● **WHAT IS BEING ASKED**: Without the pictures, repeat the listing character for character.

(Entries with figure data)
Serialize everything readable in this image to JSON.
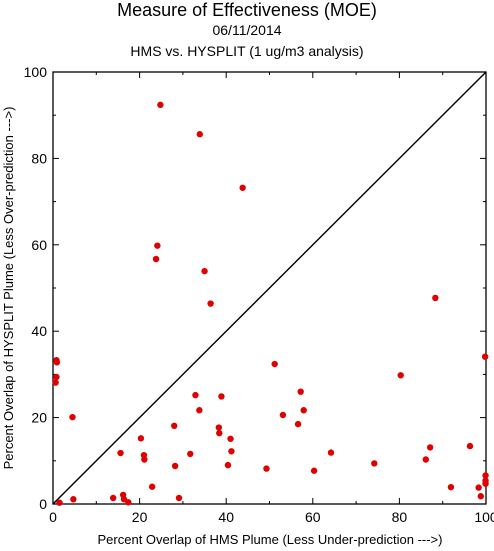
{
  "chart_data": {
    "type": "scatter",
    "title": "Measure of Effectiveness (MOE)",
    "subtitle": "06/11/2014",
    "subtitle2": "HMS vs. HYSPLIT  (1 ug/m3 analysis)",
    "xlabel": "Percent Overlap of HMS Plume (Less Under-prediction --->)",
    "ylabel": "Percent Overlap of HYSPLIT Plume (Less Over-prediction --->)",
    "xlim": [
      0,
      100
    ],
    "ylim": [
      0,
      100
    ],
    "xticks": [
      "0",
      "20",
      "40",
      "60",
      "80",
      "100"
    ],
    "yticks": [
      "0",
      "20",
      "40",
      "60",
      "80",
      "100"
    ],
    "grid": false,
    "reference_line": "diagonal",
    "marker_color": "#e00000",
    "points": [
      {
        "x": 0.8,
        "y": 33.3
      },
      {
        "x": 0.9,
        "y": 32.8
      },
      {
        "x": 0.8,
        "y": 29.4
      },
      {
        "x": 0.6,
        "y": 28.1
      },
      {
        "x": 1.5,
        "y": 0.3
      },
      {
        "x": 4.5,
        "y": 20.1
      },
      {
        "x": 4.7,
        "y": 1.1
      },
      {
        "x": 13.9,
        "y": 1.4
      },
      {
        "x": 15.6,
        "y": 11.8
      },
      {
        "x": 16.2,
        "y": 2.1
      },
      {
        "x": 16.4,
        "y": 1.1
      },
      {
        "x": 17.4,
        "y": 0.4
      },
      {
        "x": 20.3,
        "y": 15.2
      },
      {
        "x": 21.0,
        "y": 11.3
      },
      {
        "x": 21.1,
        "y": 10.3
      },
      {
        "x": 22.9,
        "y": 4.0
      },
      {
        "x": 23.8,
        "y": 56.7
      },
      {
        "x": 24.1,
        "y": 59.8
      },
      {
        "x": 24.8,
        "y": 92.4
      },
      {
        "x": 28.0,
        "y": 18.1
      },
      {
        "x": 28.2,
        "y": 8.8
      },
      {
        "x": 29.1,
        "y": 1.4
      },
      {
        "x": 31.7,
        "y": 11.6
      },
      {
        "x": 32.9,
        "y": 25.2
      },
      {
        "x": 33.8,
        "y": 21.7
      },
      {
        "x": 33.9,
        "y": 85.6
      },
      {
        "x": 35.0,
        "y": 53.9
      },
      {
        "x": 36.4,
        "y": 46.4
      },
      {
        "x": 38.3,
        "y": 17.7
      },
      {
        "x": 38.4,
        "y": 16.4
      },
      {
        "x": 38.9,
        "y": 24.9
      },
      {
        "x": 40.4,
        "y": 9.0
      },
      {
        "x": 41.0,
        "y": 15.1
      },
      {
        "x": 41.2,
        "y": 12.2
      },
      {
        "x": 43.8,
        "y": 73.2
      },
      {
        "x": 49.3,
        "y": 8.2
      },
      {
        "x": 51.2,
        "y": 32.4
      },
      {
        "x": 53.1,
        "y": 20.6
      },
      {
        "x": 56.6,
        "y": 18.5
      },
      {
        "x": 57.2,
        "y": 26.0
      },
      {
        "x": 57.9,
        "y": 21.7
      },
      {
        "x": 60.3,
        "y": 7.7
      },
      {
        "x": 64.2,
        "y": 11.9
      },
      {
        "x": 74.2,
        "y": 9.4
      },
      {
        "x": 80.3,
        "y": 29.8
      },
      {
        "x": 86.1,
        "y": 10.3
      },
      {
        "x": 87.1,
        "y": 13.1
      },
      {
        "x": 88.3,
        "y": 47.7
      },
      {
        "x": 91.9,
        "y": 3.9
      },
      {
        "x": 96.3,
        "y": 13.4
      },
      {
        "x": 98.3,
        "y": 3.8
      },
      {
        "x": 98.8,
        "y": 1.8
      },
      {
        "x": 99.8,
        "y": 34.1
      },
      {
        "x": 99.9,
        "y": 6.6
      },
      {
        "x": 99.9,
        "y": 5.4
      },
      {
        "x": 99.9,
        "y": 4.7
      }
    ]
  }
}
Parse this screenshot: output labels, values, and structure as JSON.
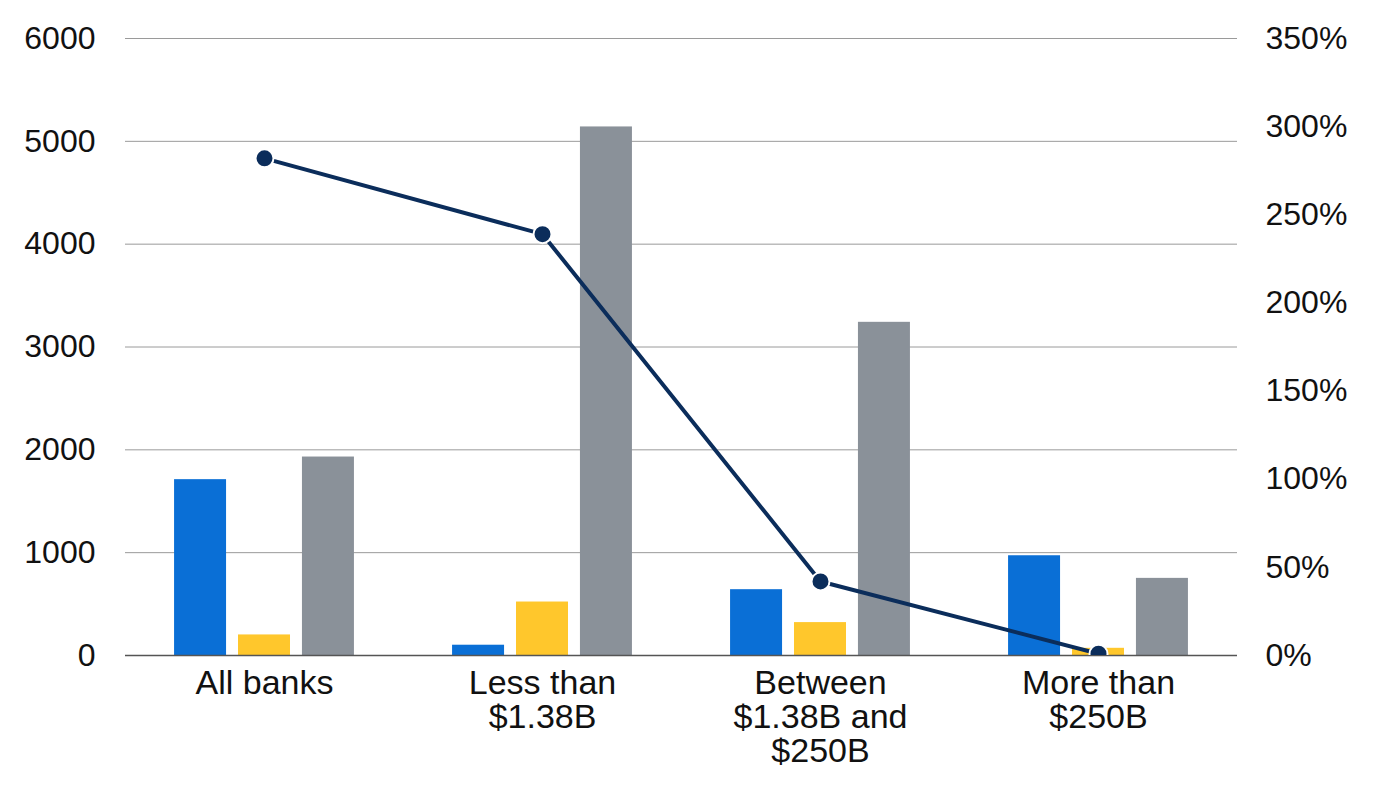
{
  "chart_data": {
    "type": "bar",
    "categories": [
      "All banks",
      "Less than $1.38B",
      "Between $1.38B and $250B",
      "More than $250B"
    ],
    "series": [
      {
        "color": "#0a6fd6",
        "values": [
          1710,
          100,
          640,
          970
        ]
      },
      {
        "color": "#ffc72c",
        "values": [
          200,
          520,
          320,
          70
        ]
      },
      {
        "color": "#8a9199",
        "values": [
          1930,
          5140,
          3240,
          750
        ]
      },
      {
        "type": "line",
        "axis": "y2",
        "color": "#0b2d5b",
        "marker": "circle",
        "values": [
          282,
          239,
          42,
          1
        ]
      }
    ],
    "ylim": [
      0,
      6000
    ],
    "yticks": [
      0,
      1000,
      2000,
      3000,
      4000,
      5000,
      6000
    ],
    "y2lim": [
      0,
      350
    ],
    "y2ticks": [
      {
        "value": 0,
        "label": "0%"
      },
      {
        "value": 50,
        "label": "50%"
      },
      {
        "value": 100,
        "label": "100%"
      },
      {
        "value": 150,
        "label": "150%"
      },
      {
        "value": 200,
        "label": "200%"
      },
      {
        "value": 250,
        "label": "250%"
      },
      {
        "value": 300,
        "label": "300%"
      },
      {
        "value": 350,
        "label": "350%"
      }
    ],
    "grid": true
  }
}
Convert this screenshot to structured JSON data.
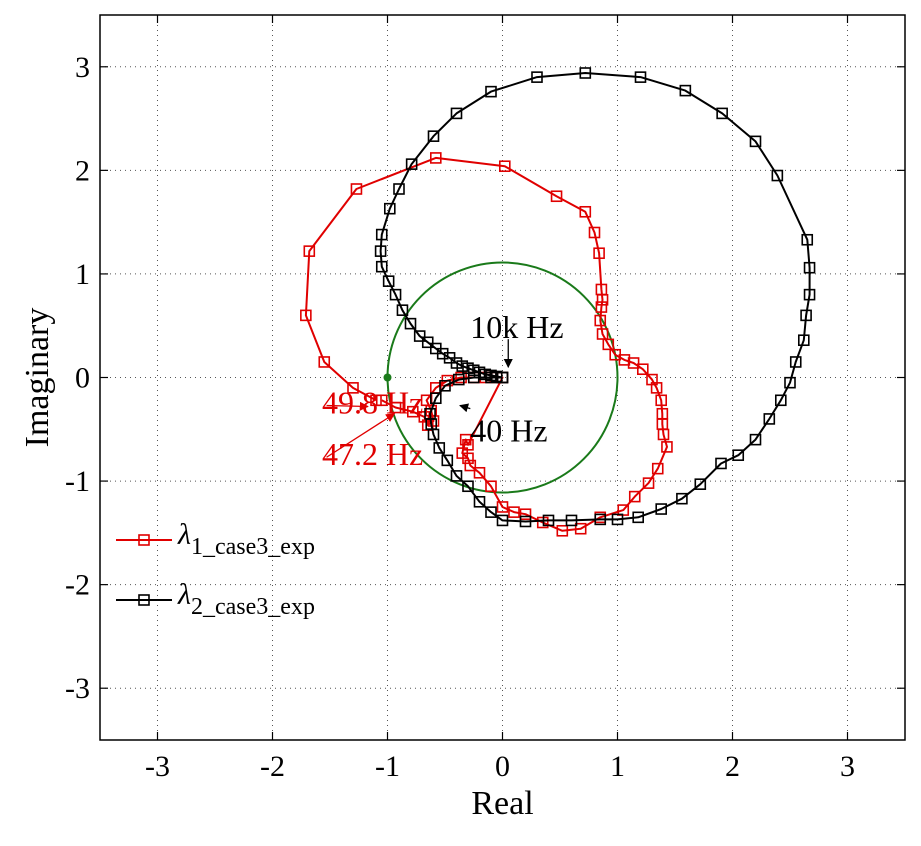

● **OUTPUT BELOW**:
Serialize everything readable in this image to JSON.
{
  "chart_data": {
    "type": "scatter",
    "title": "Measure of Effectiveness (MOE)",
    "subtitle": "06/11/2014",
    "subtitle2": "HMS vs. HYSPLIT  (1 ug/m3 analysis)",
    "xlabel": "Percent Overlap of HMS Plume (Less Under-prediction --->)",
    "ylabel": "Percent Overlap of HYSPLIT Plume (Less Over-prediction --->)",
    "xlim": [
      0,
      100
    ],
    "ylim": [
      0,
      100
    ],
    "xticks": [
      "0",
      "20",
      "40",
      "60",
      "80",
      "100"
    ],
    "yticks": [
      "0",
      "20",
      "40",
      "60",
      "80",
      "100"
    ],
    "grid": false,
    "reference_line": "diagonal",
    "marker_color": "#e00000",
    "points": [
      {
        "x": 0.8,
        "y": 33.3
      },
      {
        "x": 0.9,
        "y": 32.8
      },
      {
        "x": 0.8,
        "y": 29.4
      },
      {
        "x": 0.6,
        "y": 28.1
      },
      {
        "x": 1.5,
        "y": 0.3
      },
      {
        "x": 4.5,
        "y": 20.1
      },
      {
        "x": 4.7,
        "y": 1.1
      },
      {
        "x": 13.9,
        "y": 1.4
      },
      {
        "x": 15.6,
        "y": 11.8
      },
      {
        "x": 16.2,
        "y": 2.1
      },
      {
        "x": 16.4,
        "y": 1.1
      },
      {
        "x": 17.4,
        "y": 0.4
      },
      {
        "x": 20.3,
        "y": 15.2
      },
      {
        "x": 21.0,
        "y": 11.3
      },
      {
        "x": 21.1,
        "y": 10.3
      },
      {
        "x": 22.9,
        "y": 4.0
      },
      {
        "x": 23.8,
        "y": 56.7
      },
      {
        "x": 24.1,
        "y": 59.8
      },
      {
        "x": 24.8,
        "y": 92.4
      },
      {
        "x": 28.0,
        "y": 18.1
      },
      {
        "x": 28.2,
        "y": 8.8
      },
      {
        "x": 29.1,
        "y": 1.4
      },
      {
        "x": 31.7,
        "y": 11.6
      },
      {
        "x": 32.9,
        "y": 25.2
      },
      {
        "x": 33.8,
        "y": 21.7
      },
      {
        "x": 33.9,
        "y": 85.6
      },
      {
        "x": 35.0,
        "y": 53.9
      },
      {
        "x": 36.4,
        "y": 46.4
      },
      {
        "x": 38.3,
        "y": 17.7
      },
      {
        "x": 38.4,
        "y": 16.4
      },
      {
        "x": 38.9,
        "y": 24.9
      },
      {
        "x": 40.4,
        "y": 9.0
      },
      {
        "x": 41.0,
        "y": 15.1
      },
      {
        "x": 41.2,
        "y": 12.2
      },
      {
        "x": 43.8,
        "y": 73.2
      },
      {
        "x": 49.3,
        "y": 8.2
      },
      {
        "x": 51.2,
        "y": 32.4
      },
      {
        "x": 53.1,
        "y": 20.6
      },
      {
        "x": 56.6,
        "y": 18.5
      },
      {
        "x": 57.2,
        "y": 26.0
      },
      {
        "x": 57.9,
        "y": 21.7
      },
      {
        "x": 60.3,
        "y": 7.7
      },
      {
        "x": 64.2,
        "y": 11.9
      },
      {
        "x": 74.2,
        "y": 9.4
      },
      {
        "x": 80.3,
        "y": 29.8
      },
      {
        "x": 86.1,
        "y": 10.3
      },
      {
        "x": 87.1,
        "y": 13.1
      },
      {
        "x": 88.3,
        "y": 47.7
      },
      {
        "x": 91.9,
        "y": 3.9
      },
      {
        "x": 96.3,
        "y": 13.4
      },
      {
        "x": 98.3,
        "y": 3.8
      },
      {
        "x": 98.8,
        "y": 1.8
      },
      {
        "x": 99.8,
        "y": 34.1
      },
      {
        "x": 99.9,
        "y": 6.6
      },
      {
        "x": 99.9,
        "y": 5.4
      },
      {
        "x": 99.9,
        "y": 4.7
      }
    ]
  }
}
Parse this screenshot: output labels, values, and structure as JSON.
{
  "chart_data": {
    "type": "bar",
    "categories": [
      "All banks",
      "Less than $1.38B",
      "Between $1.38B and $250B",
      "More than $250B"
    ],
    "series": [
      {
        "color": "#0a6fd6",
        "values": [
          1710,
          100,
          640,
          970
        ]
      },
      {
        "color": "#ffc72c",
        "values": [
          200,
          520,
          320,
          70
        ]
      },
      {
        "color": "#8a9199",
        "values": [
          1930,
          5140,
          3240,
          750
        ]
      },
      {
        "type": "line",
        "axis": "y2",
        "color": "#0b2d5b",
        "marker": "circle",
        "values": [
          282,
          239,
          42,
          1
        ]
      }
    ],
    "ylim": [
      0,
      6000
    ],
    "yticks": [
      0,
      1000,
      2000,
      3000,
      4000,
      5000,
      6000
    ],
    "y2lim": [
      0,
      350
    ],
    "y2ticks": [
      {
        "value": 0,
        "label": "0%"
      },
      {
        "value": 50,
        "label": "50%"
      },
      {
        "value": 100,
        "label": "100%"
      },
      {
        "value": 150,
        "label": "150%"
      },
      {
        "value": 200,
        "label": "200%"
      },
      {
        "value": 250,
        "label": "250%"
      },
      {
        "value": 300,
        "label": "300%"
      },
      {
        "value": 350,
        "label": "350%"
      }
    ],
    "grid": true
  }
}
Convert this screenshot to structured JSON data.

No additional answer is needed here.